## EXERCISE
Reproduce the material word for word; the images stay out.

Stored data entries
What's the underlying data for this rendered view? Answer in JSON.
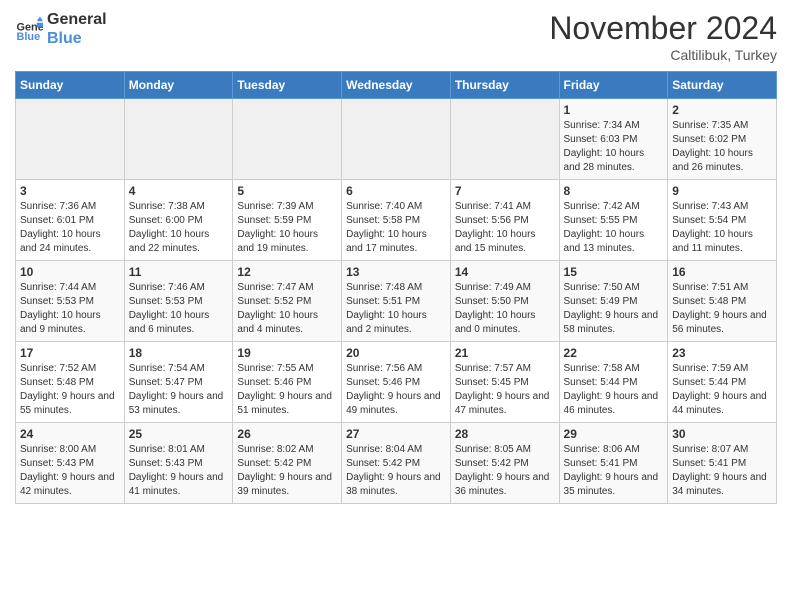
{
  "header": {
    "logo_line1": "General",
    "logo_line2": "Blue",
    "month": "November 2024",
    "location": "Caltilibuk, Turkey"
  },
  "days_of_week": [
    "Sunday",
    "Monday",
    "Tuesday",
    "Wednesday",
    "Thursday",
    "Friday",
    "Saturday"
  ],
  "weeks": [
    [
      {
        "day": "",
        "info": ""
      },
      {
        "day": "",
        "info": ""
      },
      {
        "day": "",
        "info": ""
      },
      {
        "day": "",
        "info": ""
      },
      {
        "day": "",
        "info": ""
      },
      {
        "day": "1",
        "info": "Sunrise: 7:34 AM\nSunset: 6:03 PM\nDaylight: 10 hours and 28 minutes."
      },
      {
        "day": "2",
        "info": "Sunrise: 7:35 AM\nSunset: 6:02 PM\nDaylight: 10 hours and 26 minutes."
      }
    ],
    [
      {
        "day": "3",
        "info": "Sunrise: 7:36 AM\nSunset: 6:01 PM\nDaylight: 10 hours and 24 minutes."
      },
      {
        "day": "4",
        "info": "Sunrise: 7:38 AM\nSunset: 6:00 PM\nDaylight: 10 hours and 22 minutes."
      },
      {
        "day": "5",
        "info": "Sunrise: 7:39 AM\nSunset: 5:59 PM\nDaylight: 10 hours and 19 minutes."
      },
      {
        "day": "6",
        "info": "Sunrise: 7:40 AM\nSunset: 5:58 PM\nDaylight: 10 hours and 17 minutes."
      },
      {
        "day": "7",
        "info": "Sunrise: 7:41 AM\nSunset: 5:56 PM\nDaylight: 10 hours and 15 minutes."
      },
      {
        "day": "8",
        "info": "Sunrise: 7:42 AM\nSunset: 5:55 PM\nDaylight: 10 hours and 13 minutes."
      },
      {
        "day": "9",
        "info": "Sunrise: 7:43 AM\nSunset: 5:54 PM\nDaylight: 10 hours and 11 minutes."
      }
    ],
    [
      {
        "day": "10",
        "info": "Sunrise: 7:44 AM\nSunset: 5:53 PM\nDaylight: 10 hours and 9 minutes."
      },
      {
        "day": "11",
        "info": "Sunrise: 7:46 AM\nSunset: 5:53 PM\nDaylight: 10 hours and 6 minutes."
      },
      {
        "day": "12",
        "info": "Sunrise: 7:47 AM\nSunset: 5:52 PM\nDaylight: 10 hours and 4 minutes."
      },
      {
        "day": "13",
        "info": "Sunrise: 7:48 AM\nSunset: 5:51 PM\nDaylight: 10 hours and 2 minutes."
      },
      {
        "day": "14",
        "info": "Sunrise: 7:49 AM\nSunset: 5:50 PM\nDaylight: 10 hours and 0 minutes."
      },
      {
        "day": "15",
        "info": "Sunrise: 7:50 AM\nSunset: 5:49 PM\nDaylight: 9 hours and 58 minutes."
      },
      {
        "day": "16",
        "info": "Sunrise: 7:51 AM\nSunset: 5:48 PM\nDaylight: 9 hours and 56 minutes."
      }
    ],
    [
      {
        "day": "17",
        "info": "Sunrise: 7:52 AM\nSunset: 5:48 PM\nDaylight: 9 hours and 55 minutes."
      },
      {
        "day": "18",
        "info": "Sunrise: 7:54 AM\nSunset: 5:47 PM\nDaylight: 9 hours and 53 minutes."
      },
      {
        "day": "19",
        "info": "Sunrise: 7:55 AM\nSunset: 5:46 PM\nDaylight: 9 hours and 51 minutes."
      },
      {
        "day": "20",
        "info": "Sunrise: 7:56 AM\nSunset: 5:46 PM\nDaylight: 9 hours and 49 minutes."
      },
      {
        "day": "21",
        "info": "Sunrise: 7:57 AM\nSunset: 5:45 PM\nDaylight: 9 hours and 47 minutes."
      },
      {
        "day": "22",
        "info": "Sunrise: 7:58 AM\nSunset: 5:44 PM\nDaylight: 9 hours and 46 minutes."
      },
      {
        "day": "23",
        "info": "Sunrise: 7:59 AM\nSunset: 5:44 PM\nDaylight: 9 hours and 44 minutes."
      }
    ],
    [
      {
        "day": "24",
        "info": "Sunrise: 8:00 AM\nSunset: 5:43 PM\nDaylight: 9 hours and 42 minutes."
      },
      {
        "day": "25",
        "info": "Sunrise: 8:01 AM\nSunset: 5:43 PM\nDaylight: 9 hours and 41 minutes."
      },
      {
        "day": "26",
        "info": "Sunrise: 8:02 AM\nSunset: 5:42 PM\nDaylight: 9 hours and 39 minutes."
      },
      {
        "day": "27",
        "info": "Sunrise: 8:04 AM\nSunset: 5:42 PM\nDaylight: 9 hours and 38 minutes."
      },
      {
        "day": "28",
        "info": "Sunrise: 8:05 AM\nSunset: 5:42 PM\nDaylight: 9 hours and 36 minutes."
      },
      {
        "day": "29",
        "info": "Sunrise: 8:06 AM\nSunset: 5:41 PM\nDaylight: 9 hours and 35 minutes."
      },
      {
        "day": "30",
        "info": "Sunrise: 8:07 AM\nSunset: 5:41 PM\nDaylight: 9 hours and 34 minutes."
      }
    ]
  ]
}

## WRITTEN ANSWER
What's the underlying data for this rendered view? Answer in JSON.
{
  "header": {
    "logo_line1": "General",
    "logo_line2": "Blue",
    "month": "November 2024",
    "location": "Caltilibuk, Turkey"
  },
  "days_of_week": [
    "Sunday",
    "Monday",
    "Tuesday",
    "Wednesday",
    "Thursday",
    "Friday",
    "Saturday"
  ],
  "weeks": [
    [
      {
        "day": "",
        "info": ""
      },
      {
        "day": "",
        "info": ""
      },
      {
        "day": "",
        "info": ""
      },
      {
        "day": "",
        "info": ""
      },
      {
        "day": "",
        "info": ""
      },
      {
        "day": "1",
        "info": "Sunrise: 7:34 AM\nSunset: 6:03 PM\nDaylight: 10 hours and 28 minutes."
      },
      {
        "day": "2",
        "info": "Sunrise: 7:35 AM\nSunset: 6:02 PM\nDaylight: 10 hours and 26 minutes."
      }
    ],
    [
      {
        "day": "3",
        "info": "Sunrise: 7:36 AM\nSunset: 6:01 PM\nDaylight: 10 hours and 24 minutes."
      },
      {
        "day": "4",
        "info": "Sunrise: 7:38 AM\nSunset: 6:00 PM\nDaylight: 10 hours and 22 minutes."
      },
      {
        "day": "5",
        "info": "Sunrise: 7:39 AM\nSunset: 5:59 PM\nDaylight: 10 hours and 19 minutes."
      },
      {
        "day": "6",
        "info": "Sunrise: 7:40 AM\nSunset: 5:58 PM\nDaylight: 10 hours and 17 minutes."
      },
      {
        "day": "7",
        "info": "Sunrise: 7:41 AM\nSunset: 5:56 PM\nDaylight: 10 hours and 15 minutes."
      },
      {
        "day": "8",
        "info": "Sunrise: 7:42 AM\nSunset: 5:55 PM\nDaylight: 10 hours and 13 minutes."
      },
      {
        "day": "9",
        "info": "Sunrise: 7:43 AM\nSunset: 5:54 PM\nDaylight: 10 hours and 11 minutes."
      }
    ],
    [
      {
        "day": "10",
        "info": "Sunrise: 7:44 AM\nSunset: 5:53 PM\nDaylight: 10 hours and 9 minutes."
      },
      {
        "day": "11",
        "info": "Sunrise: 7:46 AM\nSunset: 5:53 PM\nDaylight: 10 hours and 6 minutes."
      },
      {
        "day": "12",
        "info": "Sunrise: 7:47 AM\nSunset: 5:52 PM\nDaylight: 10 hours and 4 minutes."
      },
      {
        "day": "13",
        "info": "Sunrise: 7:48 AM\nSunset: 5:51 PM\nDaylight: 10 hours and 2 minutes."
      },
      {
        "day": "14",
        "info": "Sunrise: 7:49 AM\nSunset: 5:50 PM\nDaylight: 10 hours and 0 minutes."
      },
      {
        "day": "15",
        "info": "Sunrise: 7:50 AM\nSunset: 5:49 PM\nDaylight: 9 hours and 58 minutes."
      },
      {
        "day": "16",
        "info": "Sunrise: 7:51 AM\nSunset: 5:48 PM\nDaylight: 9 hours and 56 minutes."
      }
    ],
    [
      {
        "day": "17",
        "info": "Sunrise: 7:52 AM\nSunset: 5:48 PM\nDaylight: 9 hours and 55 minutes."
      },
      {
        "day": "18",
        "info": "Sunrise: 7:54 AM\nSunset: 5:47 PM\nDaylight: 9 hours and 53 minutes."
      },
      {
        "day": "19",
        "info": "Sunrise: 7:55 AM\nSunset: 5:46 PM\nDaylight: 9 hours and 51 minutes."
      },
      {
        "day": "20",
        "info": "Sunrise: 7:56 AM\nSunset: 5:46 PM\nDaylight: 9 hours and 49 minutes."
      },
      {
        "day": "21",
        "info": "Sunrise: 7:57 AM\nSunset: 5:45 PM\nDaylight: 9 hours and 47 minutes."
      },
      {
        "day": "22",
        "info": "Sunrise: 7:58 AM\nSunset: 5:44 PM\nDaylight: 9 hours and 46 minutes."
      },
      {
        "day": "23",
        "info": "Sunrise: 7:59 AM\nSunset: 5:44 PM\nDaylight: 9 hours and 44 minutes."
      }
    ],
    [
      {
        "day": "24",
        "info": "Sunrise: 8:00 AM\nSunset: 5:43 PM\nDaylight: 9 hours and 42 minutes."
      },
      {
        "day": "25",
        "info": "Sunrise: 8:01 AM\nSunset: 5:43 PM\nDaylight: 9 hours and 41 minutes."
      },
      {
        "day": "26",
        "info": "Sunrise: 8:02 AM\nSunset: 5:42 PM\nDaylight: 9 hours and 39 minutes."
      },
      {
        "day": "27",
        "info": "Sunrise: 8:04 AM\nSunset: 5:42 PM\nDaylight: 9 hours and 38 minutes."
      },
      {
        "day": "28",
        "info": "Sunrise: 8:05 AM\nSunset: 5:42 PM\nDaylight: 9 hours and 36 minutes."
      },
      {
        "day": "29",
        "info": "Sunrise: 8:06 AM\nSunset: 5:41 PM\nDaylight: 9 hours and 35 minutes."
      },
      {
        "day": "30",
        "info": "Sunrise: 8:07 AM\nSunset: 5:41 PM\nDaylight: 9 hours and 34 minutes."
      }
    ]
  ]
}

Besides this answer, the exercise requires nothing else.